_Aim of the task_:
Lift out all lines below that contain "dashed".

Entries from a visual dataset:
○ ○ ○ ○
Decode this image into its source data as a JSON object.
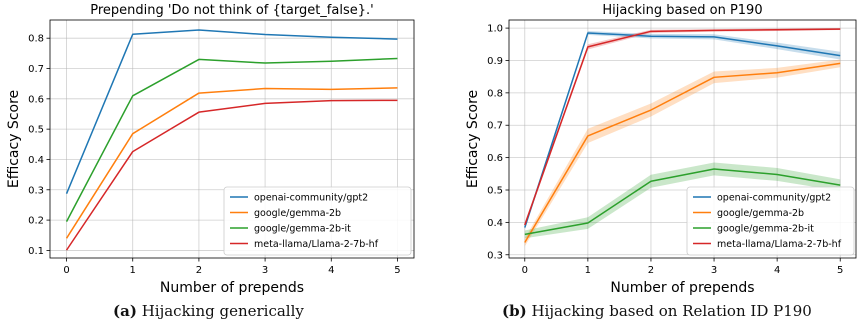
{
  "chart_data": [
    {
      "type": "line",
      "title": "Prepending 'Do not think of {target_false}.'",
      "xlabel": "Number of prepends",
      "ylabel": "Efficacy Score",
      "x": [
        0,
        1,
        2,
        3,
        4,
        5
      ],
      "xlim": [
        -0.25,
        5.25
      ],
      "ylim": [
        0.075,
        0.86
      ],
      "yticks": [
        0.1,
        0.2,
        0.3,
        0.4,
        0.5,
        0.6,
        0.7,
        0.8
      ],
      "ytick_labels": [
        "0.1",
        "0.2",
        "0.3",
        "0.4",
        "0.5",
        "0.6",
        "0.7",
        "0.8"
      ],
      "xtick_labels": [
        "0",
        "1",
        "2",
        "3",
        "4",
        "5"
      ],
      "grid": true,
      "legend_position": "bottom-right",
      "series": [
        {
          "name": "openai-community/gpt2",
          "color": "#1f77b4",
          "values": [
            0.287,
            0.813,
            0.827,
            0.812,
            0.803,
            0.797
          ]
        },
        {
          "name": "google/gemma-2b",
          "color": "#ff7f0e",
          "values": [
            0.14,
            0.485,
            0.619,
            0.634,
            0.631,
            0.636
          ]
        },
        {
          "name": "google/gemma-2b-it",
          "color": "#2ca02c",
          "values": [
            0.195,
            0.61,
            0.73,
            0.718,
            0.724,
            0.733
          ]
        },
        {
          "name": "meta-llama/Llama-2-7b-hf",
          "color": "#d62728",
          "values": [
            0.101,
            0.426,
            0.556,
            0.585,
            0.594,
            0.595
          ]
        }
      ]
    },
    {
      "type": "line",
      "title": "Hijacking based on P190",
      "xlabel": "Number of prepends",
      "ylabel": "Efficacy Score",
      "x": [
        0,
        1,
        2,
        3,
        4,
        5
      ],
      "xlim": [
        -0.25,
        5.25
      ],
      "ylim": [
        0.29,
        1.025
      ],
      "yticks": [
        0.3,
        0.4,
        0.5,
        0.6,
        0.7,
        0.8,
        0.9,
        1.0
      ],
      "ytick_labels": [
        "0.3",
        "0.4",
        "0.5",
        "0.6",
        "0.7",
        "0.8",
        "0.9",
        "1.0"
      ],
      "xtick_labels": [
        "0",
        "1",
        "2",
        "3",
        "4",
        "5"
      ],
      "grid": true,
      "legend_position": "bottom-right",
      "series": [
        {
          "name": "openai-community/gpt2",
          "color": "#1f77b4",
          "values": [
            0.384,
            0.985,
            0.975,
            0.973,
            0.945,
            0.915
          ],
          "band": [
            0.008,
            0.006,
            0.007,
            0.008,
            0.01,
            0.012
          ]
        },
        {
          "name": "google/gemma-2b",
          "color": "#ff7f0e",
          "values": [
            0.338,
            0.667,
            0.747,
            0.848,
            0.862,
            0.891
          ],
          "band": [
            0.012,
            0.022,
            0.02,
            0.018,
            0.015,
            0.012
          ]
        },
        {
          "name": "google/gemma-2b-it",
          "color": "#2ca02c",
          "values": [
            0.363,
            0.398,
            0.527,
            0.565,
            0.548,
            0.515
          ],
          "band": [
            0.012,
            0.018,
            0.02,
            0.02,
            0.02,
            0.018
          ]
        },
        {
          "name": "meta-llama/Llama-2-7b-hf",
          "color": "#d62728",
          "values": [
            0.392,
            0.942,
            0.99,
            0.993,
            0.995,
            0.997
          ],
          "band": [
            0.008,
            0.008,
            0.005,
            0.004,
            0.004,
            0.003
          ]
        }
      ]
    }
  ],
  "captions": [
    {
      "label": "(a)",
      "text": " Hijacking generically"
    },
    {
      "label": "(b)",
      "text": " Hijacking based on Relation ID P190"
    }
  ]
}
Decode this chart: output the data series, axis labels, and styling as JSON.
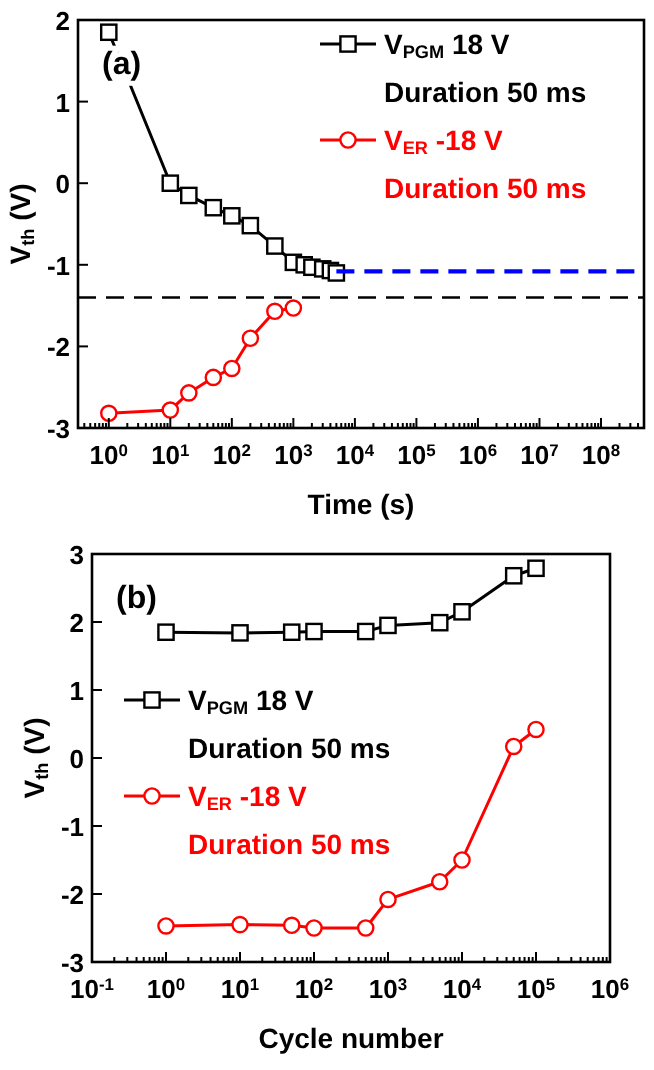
{
  "chart_data": [
    {
      "type": "line",
      "xlabel": "Time (s)",
      "ylabel": "V$_{th}$ (V)",
      "log": "x",
      "legend": "top right",
      "xlim": [
        0.316,
        500000000
      ],
      "xticks": [
        {
          "value": 1,
          "label": "10$^{0}$"
        },
        {
          "value": 10,
          "label": "10$^{1}$"
        },
        {
          "value": 100,
          "label": "10$^{2}$"
        },
        {
          "value": 1000,
          "label": "10$^{3}$"
        },
        {
          "value": 10000,
          "label": "10$^{4}$"
        },
        {
          "value": 100000,
          "label": "10$^{5}$"
        },
        {
          "value": 1000000,
          "label": "10$^{6}$"
        },
        {
          "value": 10000000,
          "label": "10$^{7}$"
        },
        {
          "value": 100000000,
          "label": "10$^{8}$"
        }
      ],
      "ylim": [
        -3,
        2
      ],
      "yticks": [
        -3,
        -2,
        -1,
        0,
        1,
        2
      ],
      "annotations": [
        "(a)"
      ],
      "ref_lines": [
        {
          "axis": "y",
          "value": -1.4,
          "color": "#000000",
          "line_style": "dashed"
        }
      ],
      "series": [
        {
          "name": "V$_{PGM}$ 18 V\nDuration 50 ms",
          "color": "#000000",
          "marker": "square",
          "x": [
            1,
            10,
            20,
            50,
            100,
            200,
            500,
            1000,
            1500,
            2000,
            3000,
            4000,
            5000
          ],
          "values": [
            1.85,
            0.0,
            -0.15,
            -0.3,
            -0.4,
            -0.52,
            -0.77,
            -0.97,
            -1.0,
            -1.03,
            -1.05,
            -1.07,
            -1.1
          ]
        },
        {
          "name": "V$_{ER}$ -18 V\nDuration 50 ms",
          "color": "#ff0000",
          "marker": "circle",
          "x": [
            1,
            10,
            20,
            50,
            100,
            200,
            500,
            1000
          ],
          "values": [
            -2.82,
            -2.78,
            -2.57,
            -2.38,
            -2.27,
            -1.9,
            -1.57,
            -1.53
          ]
        },
        {
          "color": "#0000ff",
          "marker": "none",
          "line_style": "dashed",
          "x": [
            5000,
            500000000
          ],
          "values": [
            -1.08,
            -1.08
          ]
        }
      ]
    },
    {
      "type": "line",
      "xlabel": "Cycle number",
      "ylabel": "V$_{th}$ (V)",
      "log": "x",
      "legend": "left",
      "xlim": [
        0.1,
        1000000
      ],
      "xticks": [
        {
          "value": 0.1,
          "label": "10$^{-1}$"
        },
        {
          "value": 1,
          "label": "10$^{0}$"
        },
        {
          "value": 10,
          "label": "10$^{1}$"
        },
        {
          "value": 100,
          "label": "10$^{2}$"
        },
        {
          "value": 1000,
          "label": "10$^{3}$"
        },
        {
          "value": 10000,
          "label": "10$^{4}$"
        },
        {
          "value": 100000,
          "label": "10$^{5}$"
        },
        {
          "value": 1000000,
          "label": "10$^{6}$"
        }
      ],
      "ylim": [
        -3,
        3
      ],
      "yticks": [
        -3,
        -2,
        -1,
        0,
        1,
        2,
        3
      ],
      "annotations": [
        "(b)"
      ],
      "series": [
        {
          "name": "V$_{PGM}$ 18 V\nDuration 50 ms",
          "color": "#000000",
          "marker": "square",
          "x": [
            1,
            10,
            50,
            100,
            500,
            1000,
            5000,
            10000,
            50000,
            100000
          ],
          "values": [
            1.85,
            1.84,
            1.85,
            1.86,
            1.86,
            1.95,
            1.99,
            2.15,
            2.68,
            2.79
          ]
        },
        {
          "name": "V$_{ER}$ -18 V\nDuration 50 ms",
          "color": "#ff0000",
          "marker": "circle",
          "x": [
            1,
            10,
            50,
            100,
            500,
            1000,
            5000,
            10000,
            50000,
            100000
          ],
          "values": [
            -2.47,
            -2.45,
            -2.46,
            -2.5,
            -2.5,
            -2.08,
            -1.82,
            -1.5,
            0.17,
            0.42
          ]
        }
      ]
    }
  ]
}
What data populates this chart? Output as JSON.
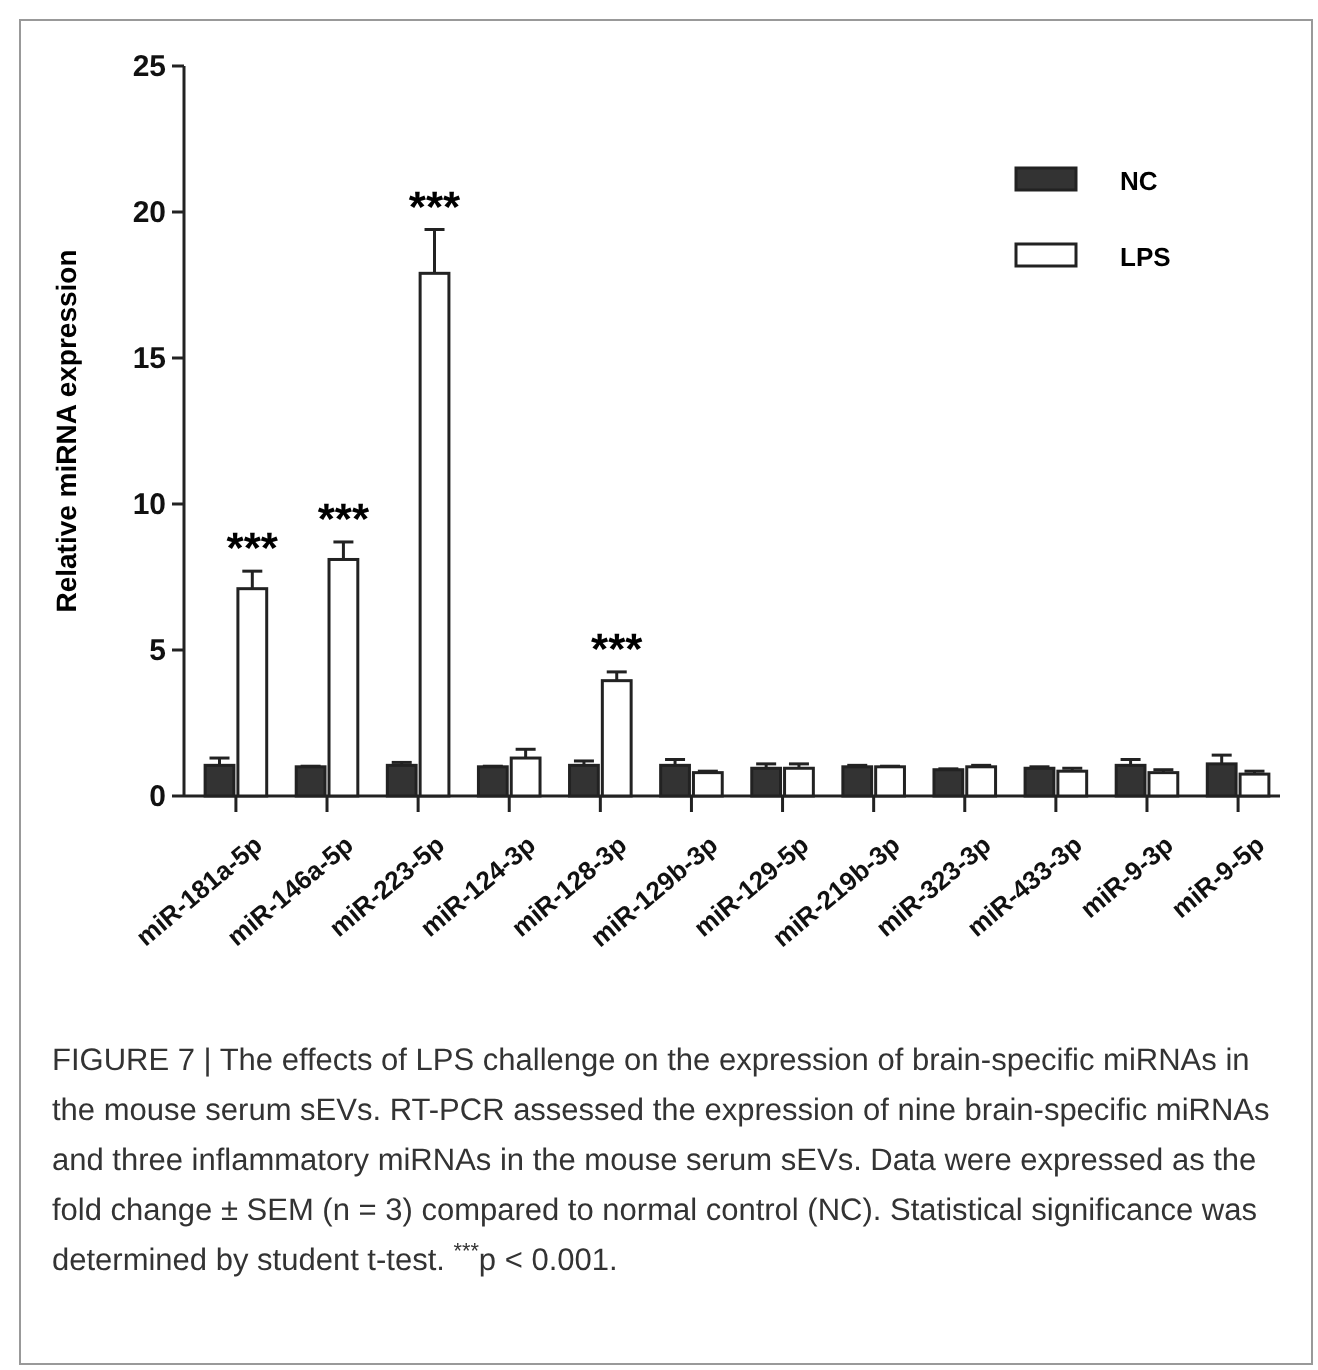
○ ○ ○ ○
_Task answer_:
          "line_style": "dashed"
          "line_style": "dashed",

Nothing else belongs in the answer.